Task details
From the records below, extract all the text exactly and leave the images behind.

* Begin Records provided *

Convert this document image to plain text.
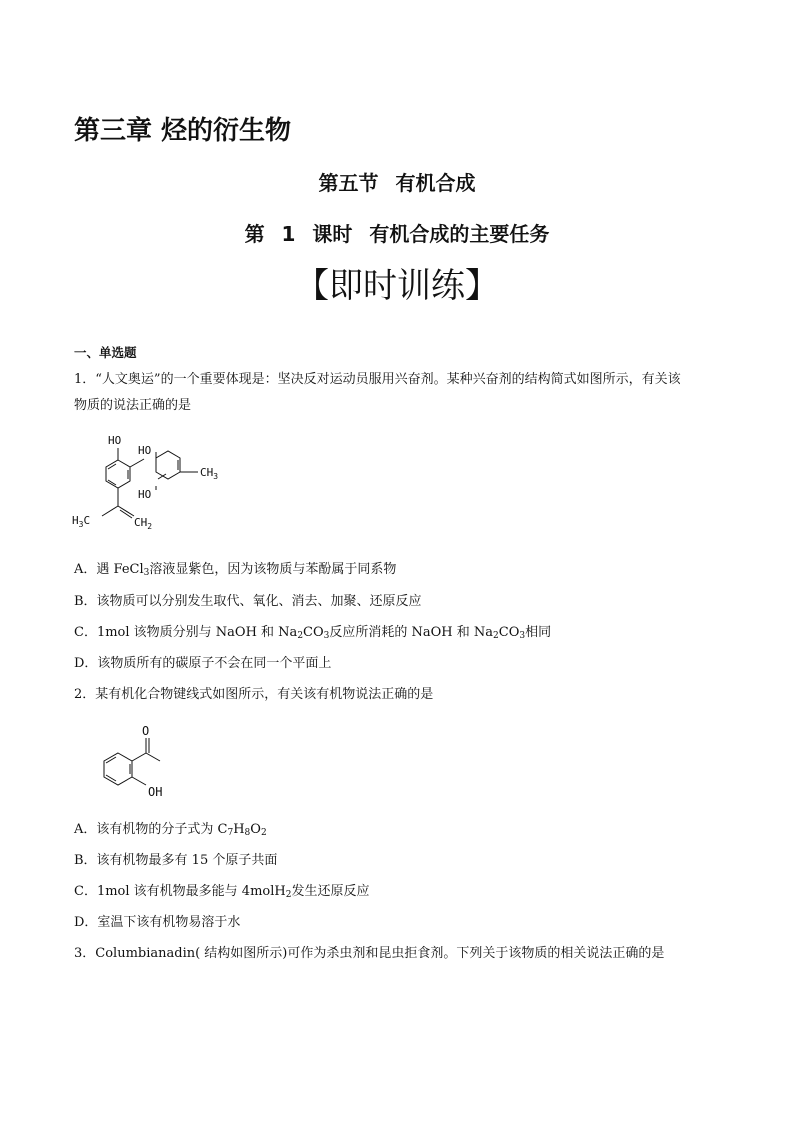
第三章 烃的衍生物
第五节 有机合成
第 1 课时 有机合成的主要任务
【即时训练】
一、单选题
1．“人文奥运”的一个重要体现是：坚决反对运动员服用兴奋剂。某种兴奋剂的结构简式如图所示，有关该
物质的说法正确的是
HO
HO
HO
$CH_3$
$H_3C$	$CH_2$
A．遇 FeCl$_3$溶液显紫色，因为该物质与苯酚属于同系物
B．该物质可以分别发生取代、氧化、消去、加聚、还原反应
C．1mol 该物质分别与 NaOH 和 $Na_2CO_3$反应所消耗的 NaOH 和 $Na_2CO_3$相同
D．该物质所有的碳原子不会在同一个平面上
2．某有机化合物键线式如图所示，有关该有机物说法正确的是
O
OH
A．该有机物的分子式为 $C_7H_8O_2$
B．该有机物最多有 15 个原子共面
C．1mol 该有机物最多能与 4molH$_2$发生还原反应
D．室温下该有机物易溶于水
3．Columbianadin( 结构如图所示)可作为杀虫剂和昆虫拒食剂。下列关于该物质的相关说法正确的是
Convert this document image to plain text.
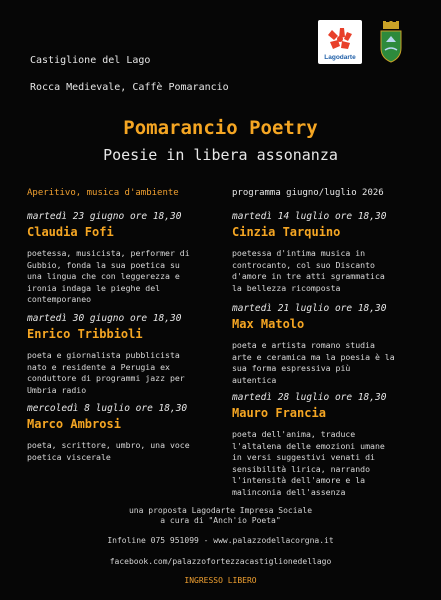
Castiglione del Lago
Rocca Medievale, Caffè Pomarancio
Lagodarte
Pomarancio Poetry
Poesie in libera assonanza
Aperitivo, musica d'ambiente	programma giugno/luglio 2026
martedì 23 giugno ore 18,30
Claudia Fofi
poetessa, musicista, performer di
Gubbio, fonda la sua poetica su
una lingua che con leggerezza e
ironia indaga le pieghe del
contemporaneo
martedì 30 giugno ore 18,30
Enrico Tribbioli
poeta e giornalista pubblicista
nato e residente a Perugia ex
conduttore di programmi jazz per
Umbria radio
mercoledì 8 luglio ore 18,30
Marco Ambrosi
poeta, scrittore, umbro, una voce
poetica viscerale
martedì 14 luglio ore 18,30
Cinzia Tarquino
poetessa d'intima musica in
controcanto, col suo Discanto
d'amore in tre atti sgrammatica
la bellezza ricomposta
martedì 21 luglio ore 18,30
Max Matolo
poeta e artista romano studia
arte e ceramica ma la poesia è la
sua forma espressiva più
autentica
martedì 28 luglio ore 18,30
Mauro Francia
poeta dell'anima, traduce
l'altalena delle emozioni umane
in versi suggestivi venati di
sensibilità lirica, narrando
l'intensità dell'amore e la
malinconia dell'assenza
una proposta Lagodarte Impresa Sociale
a cura di "Anch'io Poeta"
Infoline 075 951099 - www.palazzodellacorgna.it
facebook.com/palazzofortezzacastiglionedellago
INGRESSO LIBERO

* End Records provided *

Expected answer
Convert this document image to plain text.
第三章 烃的衍生物
第五节 有机合成
第 1 课时 有机合成的主要任务
【即时训练】
一、单选题
1．“人文奥运”的一个重要体现是：坚决反对运动员服用兴奋剂。某种兴奋剂的结构简式如图所示，有关该
物质的说法正确的是
HO
HO
HO
$CH_3$
$H_3C$	$CH_2$
A．遇 FeCl$_3$溶液显紫色，因为该物质与苯酚属于同系物
B．该物质可以分别发生取代、氧化、消去、加聚、还原反应
C．1mol 该物质分别与 NaOH 和 $Na_2CO_3$反应所消耗的 NaOH 和 $Na_2CO_3$相同
D．该物质所有的碳原子不会在同一个平面上
2．某有机化合物键线式如图所示，有关该有机物说法正确的是
O
OH
A．该有机物的分子式为 $C_7H_8O_2$
B．该有机物最多有 15 个原子共面
C．1mol 该有机物最多能与 4molH$_2$发生还原反应
D．室温下该有机物易溶于水
3．Columbianadin( 结构如图所示)可作为杀虫剂和昆虫拒食剂。下列关于该物质的相关说法正确的是
Convert this document image to plain text.
Castiglione del Lago
Rocca Medievale, Caffè Pomarancio
Lagodarte
Pomarancio Poetry
Poesie in libera assonanza
Aperitivo, musica d'ambiente	programma giugno/luglio 2026
martedì 23 giugno ore 18,30
Claudia Fofi
poetessa, musicista, performer di
Gubbio, fonda la sua poetica su
una lingua che con leggerezza e
ironia indaga le pieghe del
contemporaneo
martedì 30 giugno ore 18,30
Enrico Tribbioli
poeta e giornalista pubblicista
nato e residente a Perugia ex
conduttore di programmi jazz per
Umbria radio
mercoledì 8 luglio ore 18,30
Marco Ambrosi
poeta, scrittore, umbro, una voce
poetica viscerale
martedì 14 luglio ore 18,30
Cinzia Tarquino
poetessa d'intima musica in
controcanto, col suo Discanto
d'amore in tre atti sgrammatica
la bellezza ricomposta
martedì 21 luglio ore 18,30
Max Matolo
poeta e artista romano studia
arte e ceramica ma la poesia è la
sua forma espressiva più
autentica
martedì 28 luglio ore 18,30
Mauro Francia
poeta dell'anima, traduce
l'altalena delle emozioni umane
in versi suggestivi venati di
sensibilità lirica, narrando
l'intensità dell'amore e la
malinconia dell'assenza
una proposta Lagodarte Impresa Sociale
a cura di "Anch'io Poeta"
Infoline 075 951099 - www.palazzodellacorgna.it
facebook.com/palazzofortezzacastiglionedellago
INGRESSO LIBERO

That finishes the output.